■ **Direction**
Scan the material for the word "JSON", and copy each line where it shows up.

»»

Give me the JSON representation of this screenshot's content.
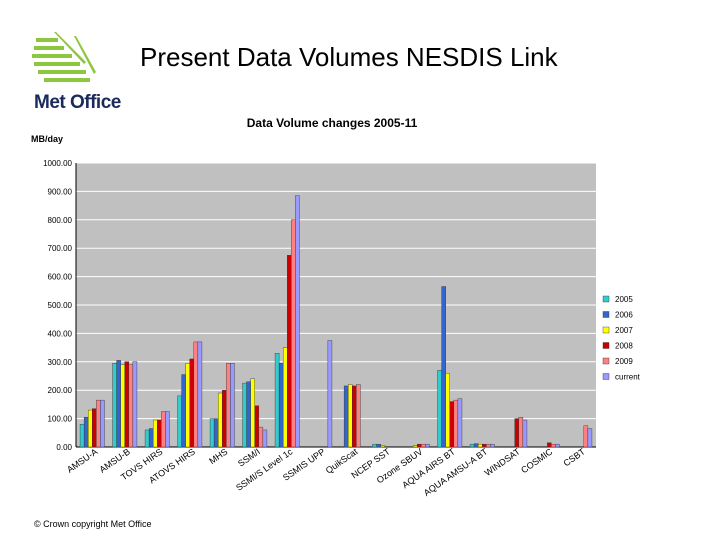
{
  "slide": {
    "title": "Present Data Volumes NESDIS Link",
    "logo_text": "Met Office",
    "footer": "© Crown copyright   Met Office"
  },
  "colors": {
    "logo_green": "#8dc63f",
    "logo_navy": "#1b2a5c",
    "plot_bg": "#c0c0c0"
  },
  "chart_data": {
    "type": "bar",
    "title": "Data Volume changes 2005-11",
    "ylabel": "MB/day",
    "xlabel": "",
    "ylim": [
      0,
      1000
    ],
    "yticks": [
      "0.00",
      "100.00",
      "200.00",
      "300.00",
      "400.00",
      "500.00",
      "600.00",
      "700.00",
      "800.00",
      "900.00",
      "1000.00"
    ],
    "grid": true,
    "legend_position": "right",
    "categories": [
      "AMSU-A",
      "AMSU-B",
      "TOVS HIRS",
      "ATOVS HIRS",
      "MHS",
      "SSM/I",
      "SSMI/S Level 1c",
      "SSMIS UPP",
      "QuikScat",
      "NCEP SST",
      "Ozone SBUV",
      "AQUA AIRS BT",
      "AQUA AMSU-A BT",
      "WINDSAT",
      "COSMIC",
      "CSBT"
    ],
    "series": [
      {
        "name": "2005",
        "color": "#33cccc",
        "values": [
          80,
          295,
          60,
          180,
          100,
          225,
          330,
          0,
          0,
          10,
          0,
          270,
          10,
          0,
          0,
          0
        ]
      },
      {
        "name": "2006",
        "color": "#3366cc",
        "values": [
          105,
          305,
          65,
          255,
          100,
          230,
          295,
          0,
          215,
          10,
          0,
          565,
          12,
          0,
          0,
          0
        ]
      },
      {
        "name": "2007",
        "color": "#ffff00",
        "values": [
          130,
          290,
          95,
          295,
          190,
          240,
          350,
          0,
          220,
          5,
          5,
          260,
          10,
          0,
          0,
          0
        ]
      },
      {
        "name": "2008",
        "color": "#cc0000",
        "values": [
          135,
          300,
          95,
          310,
          200,
          145,
          675,
          0,
          215,
          0,
          10,
          160,
          10,
          100,
          15,
          0
        ]
      },
      {
        "name": "2009",
        "color": "#ff8080",
        "values": [
          165,
          290,
          125,
          370,
          295,
          70,
          800,
          0,
          220,
          0,
          10,
          165,
          10,
          105,
          10,
          75
        ]
      },
      {
        "name": "current",
        "color": "#9999ff",
        "values": [
          165,
          300,
          125,
          370,
          295,
          60,
          885,
          375,
          0,
          0,
          10,
          170,
          10,
          95,
          10,
          65
        ]
      }
    ]
  }
}
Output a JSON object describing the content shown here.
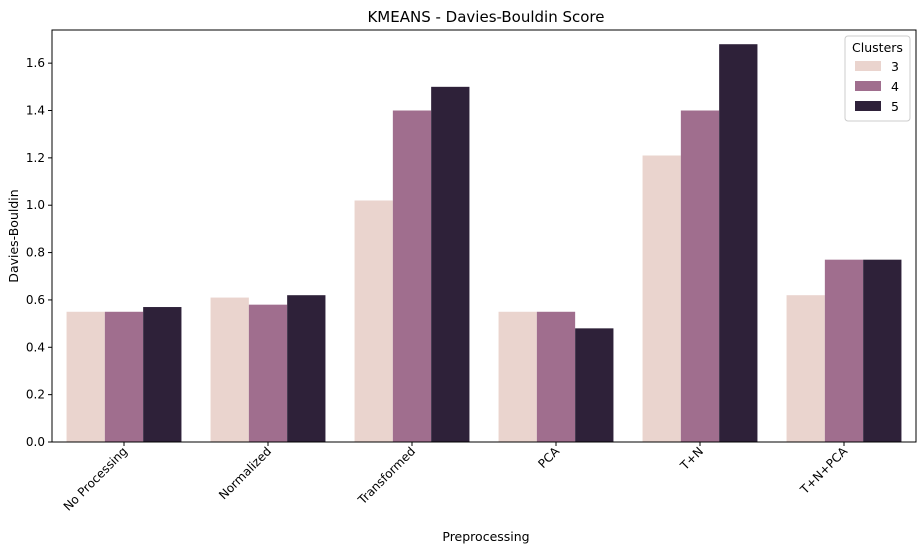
{
  "chart_data": {
    "type": "bar",
    "title": "KMEANS - Davies-Bouldin Score",
    "xlabel": "Preprocessing",
    "ylabel": "Davies-Bouldin",
    "categories": [
      "No Processing",
      "Normalized",
      "Transformed",
      "PCA",
      "T+N",
      "T+N+PCA"
    ],
    "series": [
      {
        "name": "3",
        "color": "#ead4ce",
        "values": [
          0.55,
          0.61,
          1.02,
          0.55,
          1.21,
          0.62
        ]
      },
      {
        "name": "4",
        "color": "#a06e8e",
        "values": [
          0.55,
          0.58,
          1.4,
          0.55,
          1.4,
          0.77
        ]
      },
      {
        "name": "5",
        "color": "#2e2139",
        "values": [
          0.57,
          0.62,
          1.5,
          0.48,
          1.68,
          0.77
        ]
      }
    ],
    "ylim": [
      0,
      1.74
    ],
    "yticks": [
      0.0,
      0.2,
      0.4,
      0.6,
      0.8,
      1.0,
      1.2,
      1.4,
      1.6
    ],
    "ytick_labels": [
      "0.0",
      "0.2",
      "0.4",
      "0.6",
      "0.8",
      "1.0",
      "1.2",
      "1.4",
      "1.6"
    ],
    "legend": {
      "title": "Clusters",
      "position": "top-right"
    },
    "grid": false
  }
}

««

■ **Finished exercise**
Give me the JSON representation of this screenshot's content.
Output a JSON object describing the content shown here.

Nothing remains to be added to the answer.